Copy out each line of the data below in which the string "Nääs" appears.

★ ★ ★ ★ ★ ★ ★

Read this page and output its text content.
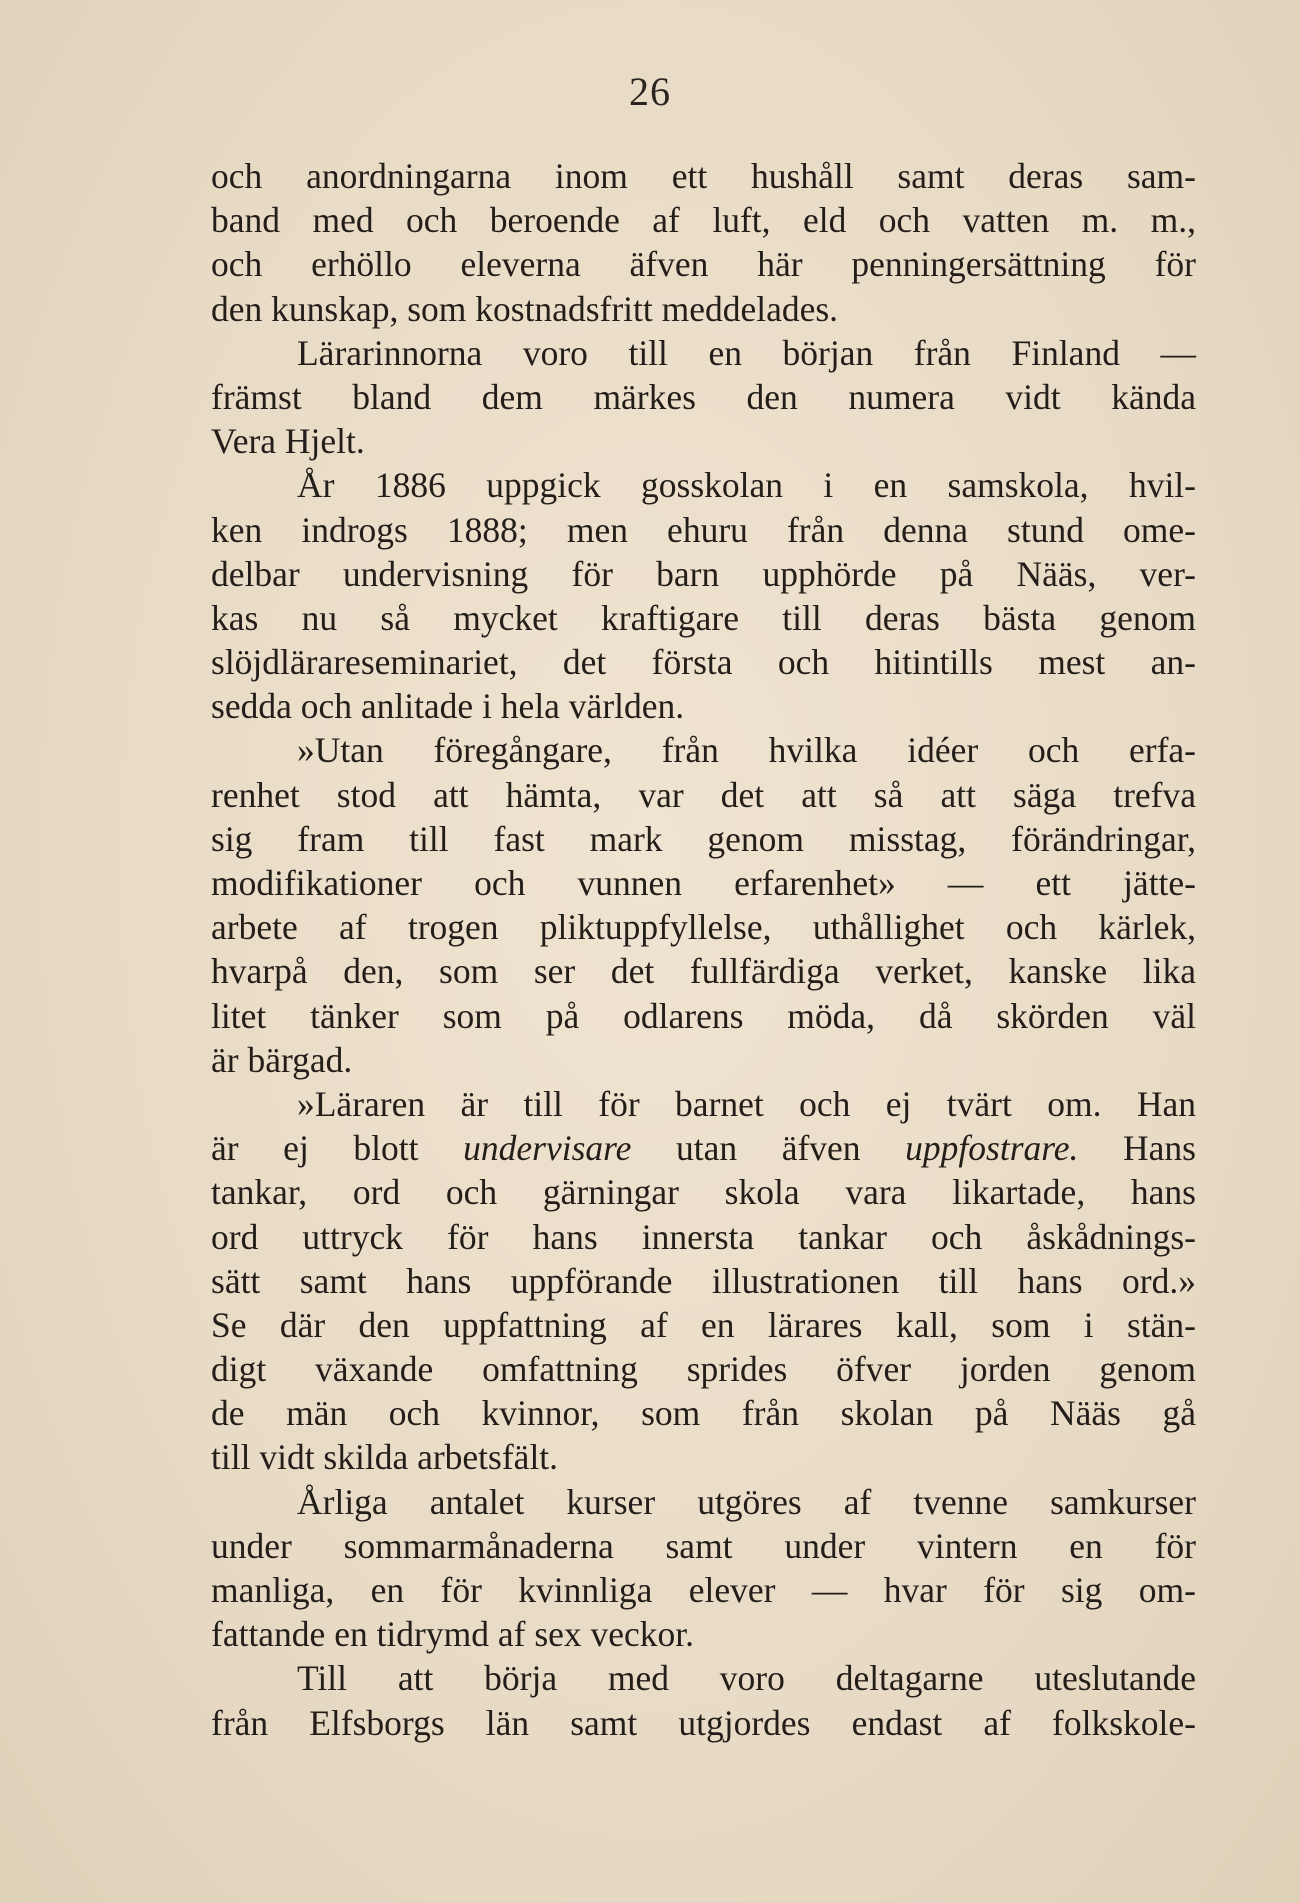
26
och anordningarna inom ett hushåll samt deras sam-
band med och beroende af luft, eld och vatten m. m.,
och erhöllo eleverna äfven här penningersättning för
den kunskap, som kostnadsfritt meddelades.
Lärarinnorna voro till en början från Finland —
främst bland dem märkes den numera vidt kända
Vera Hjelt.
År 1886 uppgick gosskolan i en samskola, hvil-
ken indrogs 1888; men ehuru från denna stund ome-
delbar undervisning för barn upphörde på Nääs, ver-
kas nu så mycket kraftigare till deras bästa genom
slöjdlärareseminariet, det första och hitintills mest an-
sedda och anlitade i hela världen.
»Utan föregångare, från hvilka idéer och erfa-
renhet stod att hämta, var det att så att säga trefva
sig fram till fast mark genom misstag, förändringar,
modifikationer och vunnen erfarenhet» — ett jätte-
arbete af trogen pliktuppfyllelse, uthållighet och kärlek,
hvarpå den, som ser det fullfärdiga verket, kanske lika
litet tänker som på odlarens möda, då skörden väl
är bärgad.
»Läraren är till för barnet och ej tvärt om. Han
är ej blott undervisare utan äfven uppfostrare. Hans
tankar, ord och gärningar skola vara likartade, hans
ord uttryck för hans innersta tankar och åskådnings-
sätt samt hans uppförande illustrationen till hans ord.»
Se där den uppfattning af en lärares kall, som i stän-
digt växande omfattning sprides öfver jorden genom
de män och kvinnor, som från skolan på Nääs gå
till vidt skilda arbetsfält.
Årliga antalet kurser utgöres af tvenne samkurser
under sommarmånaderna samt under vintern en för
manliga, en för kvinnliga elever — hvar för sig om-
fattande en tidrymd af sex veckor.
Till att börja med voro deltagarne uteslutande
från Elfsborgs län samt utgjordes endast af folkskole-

★ ★ ★ ★ ★ ★ ★

OUTPUT BELOW =
delbar undervisning för barn upphörde på Nääs, ver-
de män och kvinnor, som från skolan på Nääs gå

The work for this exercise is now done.